▶ _YOUR GOAL_:
Every line of the material is to be quoted verbatim, minus the pictures.

▶ _Collected data entries_:
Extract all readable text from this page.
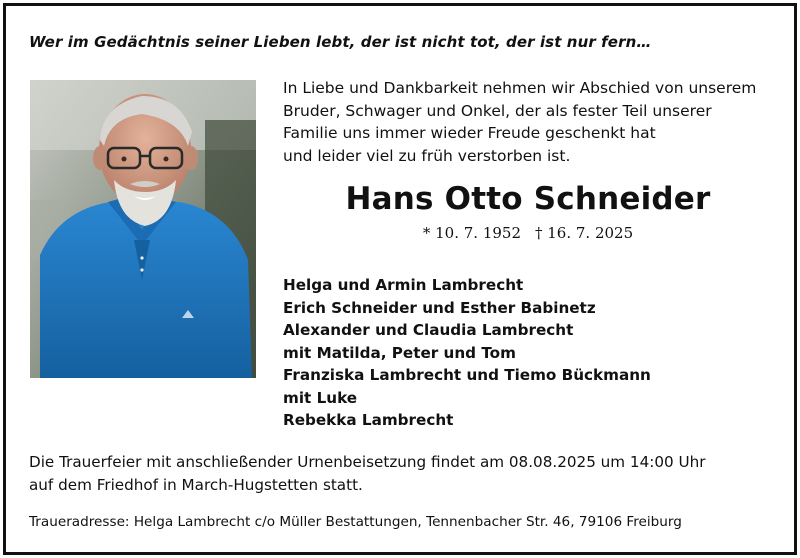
Wer im Gedächtnis seiner Lieben lebt, der ist nicht tot, der ist nur fern…
In Liebe und Dankbarkeit nehmen wir Abschied von unserem
Bruder, Schwager und Onkel, der als fester Teil unserer
Familie uns immer wieder Freude geschenkt hat
und leider viel zu früh verstorben ist.
Hans Otto Schneider
* 10. 7. 1952 † 16. 7. 2025
Helga und Armin Lambrecht
Erich Schneider und Esther Babinetz
Alexander und Claudia Lambrecht
mit Matilda, Peter und Tom
Franziska Lambrecht und Tiemo Bückmann
mit Luke
Rebekka Lambrecht
Die Trauerfeier mit anschließender Urnenbeisetzung findet am 08.08.2025 um 14:00 Uhr
auf dem Friedhof in March-Hugstetten statt.
Traueradresse: Helga Lambrecht c/o Müller Bestattungen, Tennenbacher Str. 46, 79106 Freiburg
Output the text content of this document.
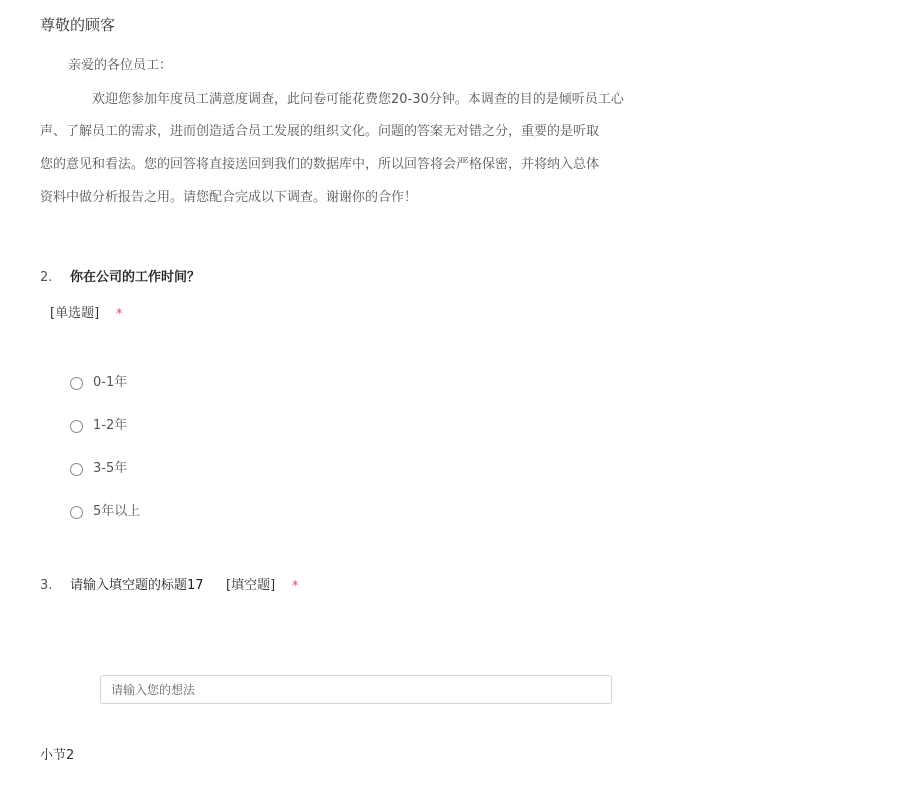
尊敬的顾客
亲爱的各位员工：
欢迎您参加年度员工满意度调查，此问卷可能花费您20-30分钟。本调查的目的是倾听员工心
声、了解员工的需求，进而创造适合员工发展的组织文化。问题的答案无对错之分，重要的是听取
您的意见和看法。您的回答将直接送回到我们的数据库中，所以回答将会严格保密，并将纳入总体
资料中做分析报告之用。请您配合完成以下调查。谢谢你的合作！
2. 你在公司的工作时间？
[单选题] *
0-1年
1-2年
3-5年
5年以上
3. 请输入填空题的标题17 [填空题] *
请输入您的想法
小节2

▶ _RESPONSE TO THE EXERCISE_:
Extract all readable text from this page.
Wer im Gedächtnis seiner Lieben lebt, der ist nicht tot, der ist nur fern…
In Liebe und Dankbarkeit nehmen wir Abschied von unserem
Bruder, Schwager und Onkel, der als fester Teil unserer
Familie uns immer wieder Freude geschenkt hat
und leider viel zu früh verstorben ist.
Hans Otto Schneider
* 10. 7. 1952 † 16. 7. 2025
Helga und Armin Lambrecht
Erich Schneider und Esther Babinetz
Alexander und Claudia Lambrecht
mit Matilda, Peter und Tom
Franziska Lambrecht und Tiemo Bückmann
mit Luke
Rebekka Lambrecht
Die Trauerfeier mit anschließender Urnenbeisetzung findet am 08.08.2025 um 14:00 Uhr
auf dem Friedhof in March-Hugstetten statt.
Traueradresse: Helga Lambrecht c/o Müller Bestattungen, Tennenbacher Str. 46, 79106 Freiburg
Output the text content of this document.
尊敬的顾客
亲爱的各位员工：
欢迎您参加年度员工满意度调查，此问卷可能花费您20-30分钟。本调查的目的是倾听员工心
声、了解员工的需求，进而创造适合员工发展的组织文化。问题的答案无对错之分，重要的是听取
您的意见和看法。您的回答将直接送回到我们的数据库中，所以回答将会严格保密，并将纳入总体
资料中做分析报告之用。请您配合完成以下调查。谢谢你的合作！
2. 你在公司的工作时间？
[单选题] *
0-1年
1-2年
3-5年
5年以上
3. 请输入填空题的标题17 [填空题] *
请输入您的想法
小节2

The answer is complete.